WORK REQUIRED:
Quote every line of the material beneath this one.

>> BEGIN RECORDED INFORMATION

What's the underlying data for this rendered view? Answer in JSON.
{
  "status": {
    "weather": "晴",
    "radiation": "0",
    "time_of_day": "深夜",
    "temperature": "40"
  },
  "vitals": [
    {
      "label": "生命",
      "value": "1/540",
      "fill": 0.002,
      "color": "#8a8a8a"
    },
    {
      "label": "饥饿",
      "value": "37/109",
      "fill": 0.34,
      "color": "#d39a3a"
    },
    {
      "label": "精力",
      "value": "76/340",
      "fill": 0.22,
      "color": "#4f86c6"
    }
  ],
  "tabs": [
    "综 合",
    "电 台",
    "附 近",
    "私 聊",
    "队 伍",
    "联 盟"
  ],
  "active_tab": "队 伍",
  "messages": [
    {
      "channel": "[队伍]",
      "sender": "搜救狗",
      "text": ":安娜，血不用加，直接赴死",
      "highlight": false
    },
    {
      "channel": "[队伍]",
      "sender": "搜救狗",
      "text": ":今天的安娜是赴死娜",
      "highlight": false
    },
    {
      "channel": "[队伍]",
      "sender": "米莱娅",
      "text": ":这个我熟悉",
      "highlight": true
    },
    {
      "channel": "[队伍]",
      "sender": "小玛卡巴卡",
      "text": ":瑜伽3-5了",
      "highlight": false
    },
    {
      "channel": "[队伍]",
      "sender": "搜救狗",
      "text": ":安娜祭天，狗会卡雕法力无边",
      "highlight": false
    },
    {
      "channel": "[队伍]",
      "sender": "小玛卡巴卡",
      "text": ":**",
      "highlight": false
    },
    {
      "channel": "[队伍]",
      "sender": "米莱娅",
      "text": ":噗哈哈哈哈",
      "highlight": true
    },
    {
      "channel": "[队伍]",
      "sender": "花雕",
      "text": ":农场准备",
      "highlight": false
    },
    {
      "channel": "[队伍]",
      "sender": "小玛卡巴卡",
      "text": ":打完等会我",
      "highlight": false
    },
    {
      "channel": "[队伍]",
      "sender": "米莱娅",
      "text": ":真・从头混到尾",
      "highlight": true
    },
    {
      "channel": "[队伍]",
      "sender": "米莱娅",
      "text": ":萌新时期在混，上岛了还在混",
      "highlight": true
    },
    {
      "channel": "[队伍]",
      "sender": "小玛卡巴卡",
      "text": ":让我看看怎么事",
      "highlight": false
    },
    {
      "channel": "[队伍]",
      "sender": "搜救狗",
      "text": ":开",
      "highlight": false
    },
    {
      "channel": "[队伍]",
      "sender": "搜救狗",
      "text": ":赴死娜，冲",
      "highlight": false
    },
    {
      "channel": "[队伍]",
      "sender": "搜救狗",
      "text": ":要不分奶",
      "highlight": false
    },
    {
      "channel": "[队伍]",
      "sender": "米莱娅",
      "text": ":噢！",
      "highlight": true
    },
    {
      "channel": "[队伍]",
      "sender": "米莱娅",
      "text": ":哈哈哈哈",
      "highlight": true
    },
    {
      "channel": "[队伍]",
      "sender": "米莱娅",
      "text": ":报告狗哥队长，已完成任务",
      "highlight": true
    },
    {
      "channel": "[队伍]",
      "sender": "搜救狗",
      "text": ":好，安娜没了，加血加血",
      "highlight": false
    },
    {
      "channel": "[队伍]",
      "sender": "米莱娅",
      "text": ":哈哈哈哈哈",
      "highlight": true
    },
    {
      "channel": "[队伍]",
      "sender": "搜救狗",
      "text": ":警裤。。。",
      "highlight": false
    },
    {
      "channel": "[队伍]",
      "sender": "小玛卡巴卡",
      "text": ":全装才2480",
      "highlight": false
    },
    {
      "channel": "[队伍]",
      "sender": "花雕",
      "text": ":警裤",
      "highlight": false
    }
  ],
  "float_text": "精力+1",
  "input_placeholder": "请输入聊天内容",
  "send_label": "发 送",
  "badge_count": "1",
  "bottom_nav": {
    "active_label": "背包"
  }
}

>> END RECORDED INFORMATION

ANSWER IN FULL:
What's the underlying data for this rendered view? Answer in JSON.
{
  "status": {
    "weather": "晴",
    "radiation": "0",
    "time_of_day": "深夜",
    "temperature": "40"
  },
  "vitals": [
    {
      "label": "生命",
      "value": "1/540",
      "fill": 0.002,
      "color": "#8a8a8a"
    },
    {
      "label": "饥饿",
      "value": "37/109",
      "fill": 0.34,
      "color": "#d39a3a"
    },
    {
      "label": "精力",
      "value": "76/340",
      "fill": 0.22,
      "color": "#4f86c6"
    }
  ],
  "tabs": [
    "综 合",
    "电 台",
    "附 近",
    "私 聊",
    "队 伍",
    "联 盟"
  ],
  "active_tab": "队 伍",
  "messages": [
    {
      "channel": "[队伍]",
      "sender": "搜救狗",
      "text": ":安娜，血不用加，直接赴死",
      "highlight": false
    },
    {
      "channel": "[队伍]",
      "sender": "搜救狗",
      "text": ":今天的安娜是赴死娜",
      "highlight": false
    },
    {
      "channel": "[队伍]",
      "sender": "米莱娅",
      "text": ":这个我熟悉",
      "highlight": true
    },
    {
      "channel": "[队伍]",
      "sender": "小玛卡巴卡",
      "text": ":瑜伽3-5了",
      "highlight": false
    },
    {
      "channel": "[队伍]",
      "sender": "搜救狗",
      "text": ":安娜祭天，狗会卡雕法力无边",
      "highlight": false
    },
    {
      "channel": "[队伍]",
      "sender": "小玛卡巴卡",
      "text": ":**",
      "highlight": false
    },
    {
      "channel": "[队伍]",
      "sender": "米莱娅",
      "text": ":噗哈哈哈哈",
      "highlight": true
    },
    {
      "channel": "[队伍]",
      "sender": "花雕",
      "text": ":农场准备",
      "highlight": false
    },
    {
      "channel": "[队伍]",
      "sender": "小玛卡巴卡",
      "text": ":打完等会我",
      "highlight": false
    },
    {
      "channel": "[队伍]",
      "sender": "米莱娅",
      "text": ":真・从头混到尾",
      "highlight": true
    },
    {
      "channel": "[队伍]",
      "sender": "米莱娅",
      "text": ":萌新时期在混，上岛了还在混",
      "highlight": true
    },
    {
      "channel": "[队伍]",
      "sender": "小玛卡巴卡",
      "text": ":让我看看怎么事",
      "highlight": false
    },
    {
      "channel": "[队伍]",
      "sender": "搜救狗",
      "text": ":开",
      "highlight": false
    },
    {
      "channel": "[队伍]",
      "sender": "搜救狗",
      "text": ":赴死娜，冲",
      "highlight": false
    },
    {
      "channel": "[队伍]",
      "sender": "搜救狗",
      "text": ":要不分奶",
      "highlight": false
    },
    {
      "channel": "[队伍]",
      "sender": "米莱娅",
      "text": ":噢！",
      "highlight": true
    },
    {
      "channel": "[队伍]",
      "sender": "米莱娅",
      "text": ":哈哈哈哈",
      "highlight": true
    },
    {
      "channel": "[队伍]",
      "sender": "米莱娅",
      "text": ":报告狗哥队长，已完成任务",
      "highlight": true
    },
    {
      "channel": "[队伍]",
      "sender": "搜救狗",
      "text": ":好，安娜没了，加血加血",
      "highlight": false
    },
    {
      "channel": "[队伍]",
      "sender": "米莱娅",
      "text": ":哈哈哈哈哈",
      "highlight": true
    },
    {
      "channel": "[队伍]",
      "sender": "搜救狗",
      "text": ":警裤。。。",
      "highlight": false
    },
    {
      "channel": "[队伍]",
      "sender": "小玛卡巴卡",
      "text": ":全装才2480",
      "highlight": false
    },
    {
      "channel": "[队伍]",
      "sender": "花雕",
      "text": ":警裤",
      "highlight": false
    }
  ],
  "float_text": "精力+1",
  "input_placeholder": "请输入聊天内容",
  "send_label": "发 送",
  "badge_count": "1",
  "bottom_nav": {
    "active_label": "背包"
  }
}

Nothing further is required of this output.